/---

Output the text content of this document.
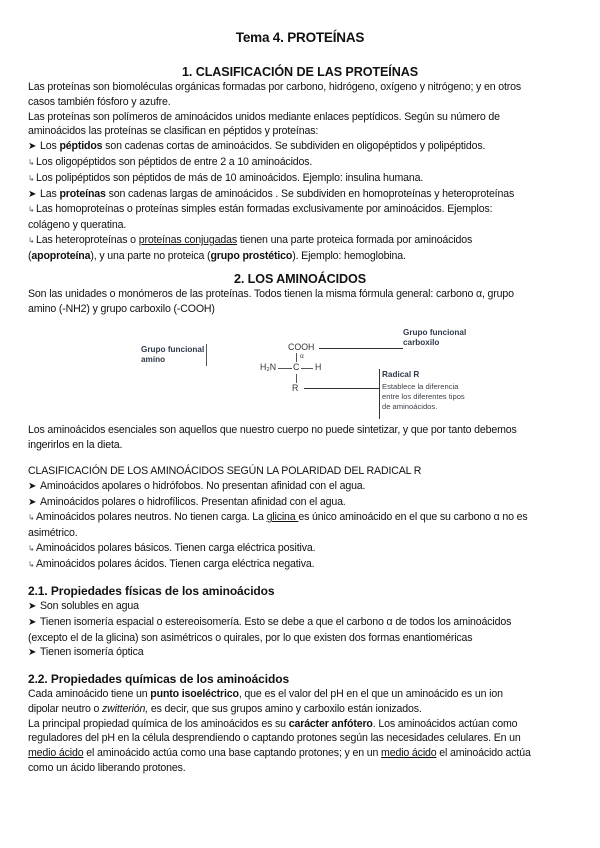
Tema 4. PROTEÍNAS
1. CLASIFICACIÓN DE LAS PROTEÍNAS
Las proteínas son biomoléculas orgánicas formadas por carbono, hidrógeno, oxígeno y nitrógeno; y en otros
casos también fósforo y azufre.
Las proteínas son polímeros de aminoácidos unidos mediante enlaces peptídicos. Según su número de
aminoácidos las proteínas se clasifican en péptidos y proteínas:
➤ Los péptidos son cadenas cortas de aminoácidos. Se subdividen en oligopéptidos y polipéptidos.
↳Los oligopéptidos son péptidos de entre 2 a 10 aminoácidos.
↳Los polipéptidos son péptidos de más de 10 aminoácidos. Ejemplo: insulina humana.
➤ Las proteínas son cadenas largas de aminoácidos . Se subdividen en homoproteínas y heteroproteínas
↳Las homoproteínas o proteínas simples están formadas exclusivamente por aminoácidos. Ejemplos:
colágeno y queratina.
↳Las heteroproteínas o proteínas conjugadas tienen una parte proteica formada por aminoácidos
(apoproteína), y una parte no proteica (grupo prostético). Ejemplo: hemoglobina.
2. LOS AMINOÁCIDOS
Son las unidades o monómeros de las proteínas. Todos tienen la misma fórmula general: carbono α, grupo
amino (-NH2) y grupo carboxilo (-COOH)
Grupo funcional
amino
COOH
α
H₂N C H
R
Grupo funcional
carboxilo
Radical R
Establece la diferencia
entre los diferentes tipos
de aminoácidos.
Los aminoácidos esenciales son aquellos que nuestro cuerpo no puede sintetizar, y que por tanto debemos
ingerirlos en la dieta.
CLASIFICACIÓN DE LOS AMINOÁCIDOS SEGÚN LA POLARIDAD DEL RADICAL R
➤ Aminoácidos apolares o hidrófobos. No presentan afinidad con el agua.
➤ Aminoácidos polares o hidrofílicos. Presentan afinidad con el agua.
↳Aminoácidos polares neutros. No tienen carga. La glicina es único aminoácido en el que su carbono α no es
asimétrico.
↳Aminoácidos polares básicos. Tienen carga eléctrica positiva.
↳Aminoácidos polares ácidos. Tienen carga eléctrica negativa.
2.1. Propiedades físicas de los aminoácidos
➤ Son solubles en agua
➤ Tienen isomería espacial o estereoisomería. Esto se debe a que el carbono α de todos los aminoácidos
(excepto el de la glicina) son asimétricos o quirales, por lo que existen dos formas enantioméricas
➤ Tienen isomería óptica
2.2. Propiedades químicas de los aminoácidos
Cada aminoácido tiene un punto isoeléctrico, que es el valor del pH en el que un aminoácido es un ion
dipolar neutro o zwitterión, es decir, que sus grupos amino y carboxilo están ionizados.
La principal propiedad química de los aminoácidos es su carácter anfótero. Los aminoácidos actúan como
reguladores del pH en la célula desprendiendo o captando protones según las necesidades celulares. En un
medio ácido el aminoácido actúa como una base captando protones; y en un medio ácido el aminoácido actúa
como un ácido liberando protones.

\---

*GIVEN EXERCISE:* Filter the records above for lines containing the word "heteroproteínas", and copy those lines.

*RESULT:*
➤ Las proteínas son cadenas largas de aminoácidos . Se subdividen en homoproteínas y heteroproteínas
↳Las heteroproteínas o proteínas conjugadas tienen una parte proteica formada por aminoácidos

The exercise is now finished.